■ **TASK STATEMENT**: Identify every line containing the word "right" and reproduce each one.

(Entries taken from a collection)
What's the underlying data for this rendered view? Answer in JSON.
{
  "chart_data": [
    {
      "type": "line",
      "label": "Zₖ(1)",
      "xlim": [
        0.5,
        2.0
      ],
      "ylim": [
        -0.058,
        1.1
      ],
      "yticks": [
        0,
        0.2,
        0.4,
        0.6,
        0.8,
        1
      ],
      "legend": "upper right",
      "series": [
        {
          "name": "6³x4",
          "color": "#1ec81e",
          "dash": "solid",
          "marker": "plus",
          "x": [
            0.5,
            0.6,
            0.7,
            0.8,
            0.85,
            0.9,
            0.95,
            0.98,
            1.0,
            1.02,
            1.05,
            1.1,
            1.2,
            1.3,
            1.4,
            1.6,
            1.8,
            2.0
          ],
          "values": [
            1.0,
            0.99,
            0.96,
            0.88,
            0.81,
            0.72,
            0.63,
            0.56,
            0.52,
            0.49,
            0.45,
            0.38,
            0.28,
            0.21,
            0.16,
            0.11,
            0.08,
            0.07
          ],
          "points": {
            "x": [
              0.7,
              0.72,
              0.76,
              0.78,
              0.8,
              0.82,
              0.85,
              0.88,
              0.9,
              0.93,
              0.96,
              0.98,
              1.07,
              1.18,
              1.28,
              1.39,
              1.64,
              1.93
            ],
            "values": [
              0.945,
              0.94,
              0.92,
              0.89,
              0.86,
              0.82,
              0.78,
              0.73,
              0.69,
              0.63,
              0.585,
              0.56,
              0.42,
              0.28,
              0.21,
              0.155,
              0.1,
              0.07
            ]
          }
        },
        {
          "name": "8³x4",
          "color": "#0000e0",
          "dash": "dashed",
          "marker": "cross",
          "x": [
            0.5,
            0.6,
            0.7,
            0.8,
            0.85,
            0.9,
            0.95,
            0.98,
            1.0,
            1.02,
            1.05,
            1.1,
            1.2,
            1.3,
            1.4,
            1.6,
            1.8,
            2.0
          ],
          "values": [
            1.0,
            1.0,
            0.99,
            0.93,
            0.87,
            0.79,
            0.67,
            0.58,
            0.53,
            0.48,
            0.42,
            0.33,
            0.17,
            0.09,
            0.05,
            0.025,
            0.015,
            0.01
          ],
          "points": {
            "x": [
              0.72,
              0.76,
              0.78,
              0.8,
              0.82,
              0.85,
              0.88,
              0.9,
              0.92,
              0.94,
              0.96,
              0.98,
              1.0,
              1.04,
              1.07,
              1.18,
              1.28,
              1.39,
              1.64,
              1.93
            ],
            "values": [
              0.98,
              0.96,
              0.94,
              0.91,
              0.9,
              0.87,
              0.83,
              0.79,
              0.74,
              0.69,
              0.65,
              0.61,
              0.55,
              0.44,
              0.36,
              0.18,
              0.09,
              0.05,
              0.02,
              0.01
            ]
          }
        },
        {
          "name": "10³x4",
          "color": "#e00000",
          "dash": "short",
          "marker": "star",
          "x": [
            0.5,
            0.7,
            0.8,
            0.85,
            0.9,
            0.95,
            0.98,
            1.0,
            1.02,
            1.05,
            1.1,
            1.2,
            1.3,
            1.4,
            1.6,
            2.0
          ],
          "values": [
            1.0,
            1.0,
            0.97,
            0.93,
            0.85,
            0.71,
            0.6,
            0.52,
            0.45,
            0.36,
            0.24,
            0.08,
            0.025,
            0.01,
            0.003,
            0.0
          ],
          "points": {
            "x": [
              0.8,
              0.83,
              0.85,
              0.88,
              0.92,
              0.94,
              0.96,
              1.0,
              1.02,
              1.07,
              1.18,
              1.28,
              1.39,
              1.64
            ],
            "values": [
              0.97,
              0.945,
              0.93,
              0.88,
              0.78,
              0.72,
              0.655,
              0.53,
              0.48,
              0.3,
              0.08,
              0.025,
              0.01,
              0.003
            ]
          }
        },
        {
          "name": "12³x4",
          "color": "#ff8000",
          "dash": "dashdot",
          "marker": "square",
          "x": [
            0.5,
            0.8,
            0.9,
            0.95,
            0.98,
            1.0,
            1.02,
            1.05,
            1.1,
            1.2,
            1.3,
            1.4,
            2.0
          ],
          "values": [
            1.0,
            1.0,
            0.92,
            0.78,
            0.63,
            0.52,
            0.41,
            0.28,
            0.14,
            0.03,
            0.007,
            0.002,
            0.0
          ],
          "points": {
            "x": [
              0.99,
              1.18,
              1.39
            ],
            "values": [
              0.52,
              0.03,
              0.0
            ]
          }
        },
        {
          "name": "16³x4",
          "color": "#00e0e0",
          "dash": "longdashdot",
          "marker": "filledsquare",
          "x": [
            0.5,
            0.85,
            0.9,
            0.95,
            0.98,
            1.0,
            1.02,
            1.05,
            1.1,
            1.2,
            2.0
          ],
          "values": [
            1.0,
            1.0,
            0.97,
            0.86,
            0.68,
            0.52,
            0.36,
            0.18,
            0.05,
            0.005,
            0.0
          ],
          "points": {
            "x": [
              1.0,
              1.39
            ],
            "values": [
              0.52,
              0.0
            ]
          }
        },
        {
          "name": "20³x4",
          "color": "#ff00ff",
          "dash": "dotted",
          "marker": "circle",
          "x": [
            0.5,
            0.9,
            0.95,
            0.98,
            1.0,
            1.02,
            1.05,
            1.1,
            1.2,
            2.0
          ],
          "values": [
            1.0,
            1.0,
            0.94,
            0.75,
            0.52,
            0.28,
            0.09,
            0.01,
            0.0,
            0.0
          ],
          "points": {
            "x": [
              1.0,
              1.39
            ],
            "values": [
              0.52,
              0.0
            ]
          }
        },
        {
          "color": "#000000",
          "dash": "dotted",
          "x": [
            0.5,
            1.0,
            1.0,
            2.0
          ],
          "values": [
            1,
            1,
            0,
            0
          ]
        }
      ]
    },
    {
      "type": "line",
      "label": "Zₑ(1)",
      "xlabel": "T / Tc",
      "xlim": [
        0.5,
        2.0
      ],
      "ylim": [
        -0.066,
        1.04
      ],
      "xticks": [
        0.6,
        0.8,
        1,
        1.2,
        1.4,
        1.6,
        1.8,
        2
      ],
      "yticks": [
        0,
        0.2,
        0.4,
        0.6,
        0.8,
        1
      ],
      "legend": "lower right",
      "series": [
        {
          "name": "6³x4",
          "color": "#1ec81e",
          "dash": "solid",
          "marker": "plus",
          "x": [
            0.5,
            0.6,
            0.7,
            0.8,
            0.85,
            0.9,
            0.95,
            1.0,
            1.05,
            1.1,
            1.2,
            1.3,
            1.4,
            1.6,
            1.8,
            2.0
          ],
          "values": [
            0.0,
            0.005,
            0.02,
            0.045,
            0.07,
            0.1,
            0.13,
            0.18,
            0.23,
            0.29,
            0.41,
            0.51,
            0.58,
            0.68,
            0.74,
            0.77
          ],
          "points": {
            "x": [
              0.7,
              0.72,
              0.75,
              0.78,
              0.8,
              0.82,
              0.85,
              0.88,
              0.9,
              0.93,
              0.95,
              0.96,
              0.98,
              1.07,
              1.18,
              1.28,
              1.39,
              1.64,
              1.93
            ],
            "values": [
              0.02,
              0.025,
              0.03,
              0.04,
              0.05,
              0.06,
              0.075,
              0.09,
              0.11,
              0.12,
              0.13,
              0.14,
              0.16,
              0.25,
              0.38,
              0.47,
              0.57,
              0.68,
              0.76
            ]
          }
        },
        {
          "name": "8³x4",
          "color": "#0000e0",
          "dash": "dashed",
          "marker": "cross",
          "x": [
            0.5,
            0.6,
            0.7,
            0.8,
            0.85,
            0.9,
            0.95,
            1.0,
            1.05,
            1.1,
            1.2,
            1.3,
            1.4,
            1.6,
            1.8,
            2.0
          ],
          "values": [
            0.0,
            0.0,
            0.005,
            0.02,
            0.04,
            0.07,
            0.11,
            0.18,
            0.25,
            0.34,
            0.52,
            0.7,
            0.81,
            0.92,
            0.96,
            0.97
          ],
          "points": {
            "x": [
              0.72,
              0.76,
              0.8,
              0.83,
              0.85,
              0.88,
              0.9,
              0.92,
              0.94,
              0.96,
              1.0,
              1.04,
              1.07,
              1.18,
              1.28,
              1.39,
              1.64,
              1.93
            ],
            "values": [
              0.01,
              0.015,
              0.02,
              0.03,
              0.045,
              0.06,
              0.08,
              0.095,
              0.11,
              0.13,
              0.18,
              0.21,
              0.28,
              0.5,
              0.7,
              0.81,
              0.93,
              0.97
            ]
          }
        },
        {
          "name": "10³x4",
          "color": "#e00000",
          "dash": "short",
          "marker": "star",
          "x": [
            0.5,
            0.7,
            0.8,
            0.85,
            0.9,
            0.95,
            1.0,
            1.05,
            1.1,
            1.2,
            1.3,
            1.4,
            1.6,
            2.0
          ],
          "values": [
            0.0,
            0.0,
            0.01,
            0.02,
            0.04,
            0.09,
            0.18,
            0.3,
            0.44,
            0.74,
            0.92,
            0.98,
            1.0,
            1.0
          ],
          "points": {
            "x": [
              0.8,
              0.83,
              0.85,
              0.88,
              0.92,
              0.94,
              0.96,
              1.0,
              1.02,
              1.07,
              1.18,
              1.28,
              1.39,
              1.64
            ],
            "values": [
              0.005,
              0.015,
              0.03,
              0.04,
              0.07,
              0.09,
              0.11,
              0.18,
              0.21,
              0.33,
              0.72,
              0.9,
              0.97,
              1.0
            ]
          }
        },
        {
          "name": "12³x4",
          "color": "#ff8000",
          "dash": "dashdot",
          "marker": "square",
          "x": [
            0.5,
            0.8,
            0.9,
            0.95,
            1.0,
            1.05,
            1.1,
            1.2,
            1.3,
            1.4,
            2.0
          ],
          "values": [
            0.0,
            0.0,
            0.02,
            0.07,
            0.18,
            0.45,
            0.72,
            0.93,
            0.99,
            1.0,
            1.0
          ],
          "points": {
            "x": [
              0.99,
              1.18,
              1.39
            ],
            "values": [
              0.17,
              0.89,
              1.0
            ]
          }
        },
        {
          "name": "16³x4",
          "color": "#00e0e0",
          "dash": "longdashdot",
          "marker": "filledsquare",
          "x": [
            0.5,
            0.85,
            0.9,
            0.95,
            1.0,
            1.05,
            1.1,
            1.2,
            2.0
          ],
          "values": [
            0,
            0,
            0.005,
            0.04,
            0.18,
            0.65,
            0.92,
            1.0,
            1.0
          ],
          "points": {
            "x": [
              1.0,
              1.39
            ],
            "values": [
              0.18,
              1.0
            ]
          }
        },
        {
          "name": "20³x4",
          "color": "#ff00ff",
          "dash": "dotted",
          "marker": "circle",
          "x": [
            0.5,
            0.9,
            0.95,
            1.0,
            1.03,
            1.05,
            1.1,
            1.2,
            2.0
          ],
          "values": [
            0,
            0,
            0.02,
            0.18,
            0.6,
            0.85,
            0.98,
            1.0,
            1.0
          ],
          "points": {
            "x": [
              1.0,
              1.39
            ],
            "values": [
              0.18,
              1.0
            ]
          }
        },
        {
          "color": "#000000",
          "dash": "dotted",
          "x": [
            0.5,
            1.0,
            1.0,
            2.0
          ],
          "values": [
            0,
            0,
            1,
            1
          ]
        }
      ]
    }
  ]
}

■ **RESULT**:
      "legend": "upper right",
      "legend": "lower right",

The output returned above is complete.